Please quote every line word for word.

'''

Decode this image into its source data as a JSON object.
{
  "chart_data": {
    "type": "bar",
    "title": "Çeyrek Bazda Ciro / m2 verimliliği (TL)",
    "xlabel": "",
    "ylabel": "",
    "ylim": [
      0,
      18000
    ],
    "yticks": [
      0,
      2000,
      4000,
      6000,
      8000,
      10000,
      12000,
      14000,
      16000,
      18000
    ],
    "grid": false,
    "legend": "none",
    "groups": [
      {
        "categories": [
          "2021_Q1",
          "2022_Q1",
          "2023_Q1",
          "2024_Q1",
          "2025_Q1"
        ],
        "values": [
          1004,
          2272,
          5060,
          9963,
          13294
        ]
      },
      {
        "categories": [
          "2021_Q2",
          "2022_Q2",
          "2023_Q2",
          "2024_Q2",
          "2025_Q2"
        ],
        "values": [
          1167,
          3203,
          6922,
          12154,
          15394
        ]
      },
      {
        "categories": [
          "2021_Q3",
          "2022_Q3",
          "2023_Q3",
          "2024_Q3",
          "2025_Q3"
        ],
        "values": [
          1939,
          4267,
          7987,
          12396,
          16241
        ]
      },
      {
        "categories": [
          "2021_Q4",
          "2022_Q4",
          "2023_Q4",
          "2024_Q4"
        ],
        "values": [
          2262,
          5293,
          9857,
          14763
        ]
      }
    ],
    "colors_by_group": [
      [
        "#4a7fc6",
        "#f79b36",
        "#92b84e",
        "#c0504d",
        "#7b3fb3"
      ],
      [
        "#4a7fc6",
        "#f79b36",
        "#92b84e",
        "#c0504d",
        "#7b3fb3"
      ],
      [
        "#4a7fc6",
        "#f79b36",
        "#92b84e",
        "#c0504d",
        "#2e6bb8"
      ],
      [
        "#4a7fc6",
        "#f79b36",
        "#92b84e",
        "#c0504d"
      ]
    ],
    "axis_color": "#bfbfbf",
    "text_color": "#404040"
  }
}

'''

- TASK RESULT -
Decode this image into its source data as a JSON object.
{
  "chart_data": {
    "type": "bar",
    "title": "Çeyrek Bazda Ciro / m2 verimliliği (TL)",
    "xlabel": "",
    "ylabel": "",
    "ylim": [
      0,
      18000
    ],
    "yticks": [
      0,
      2000,
      4000,
      6000,
      8000,
      10000,
      12000,
      14000,
      16000,
      18000
    ],
    "grid": false,
    "legend": "none",
    "groups": [
      {
        "categories": [
          "2021_Q1",
          "2022_Q1",
          "2023_Q1",
          "2024_Q1",
          "2025_Q1"
        ],
        "values": [
          1004,
          2272,
          5060,
          9963,
          13294
        ]
      },
      {
        "categories": [
          "2021_Q2",
          "2022_Q2",
          "2023_Q2",
          "2024_Q2",
          "2025_Q2"
        ],
        "values": [
          1167,
          3203,
          6922,
          12154,
          15394
        ]
      },
      {
        "categories": [
          "2021_Q3",
          "2022_Q3",
          "2023_Q3",
          "2024_Q3",
          "2025_Q3"
        ],
        "values": [
          1939,
          4267,
          7987,
          12396,
          16241
        ]
      },
      {
        "categories": [
          "2021_Q4",
          "2022_Q4",
          "2023_Q4",
          "2024_Q4"
        ],
        "values": [
          2262,
          5293,
          9857,
          14763
        ]
      }
    ],
    "colors_by_group": [
      [
        "#4a7fc6",
        "#f79b36",
        "#92b84e",
        "#c0504d",
        "#7b3fb3"
      ],
      [
        "#4a7fc6",
        "#f79b36",
        "#92b84e",
        "#c0504d",
        "#7b3fb3"
      ],
      [
        "#4a7fc6",
        "#f79b36",
        "#92b84e",
        "#c0504d",
        "#2e6bb8"
      ],
      [
        "#4a7fc6",
        "#f79b36",
        "#92b84e",
        "#c0504d"
      ]
    ],
    "axis_color": "#bfbfbf",
    "text_color": "#404040"
  }
}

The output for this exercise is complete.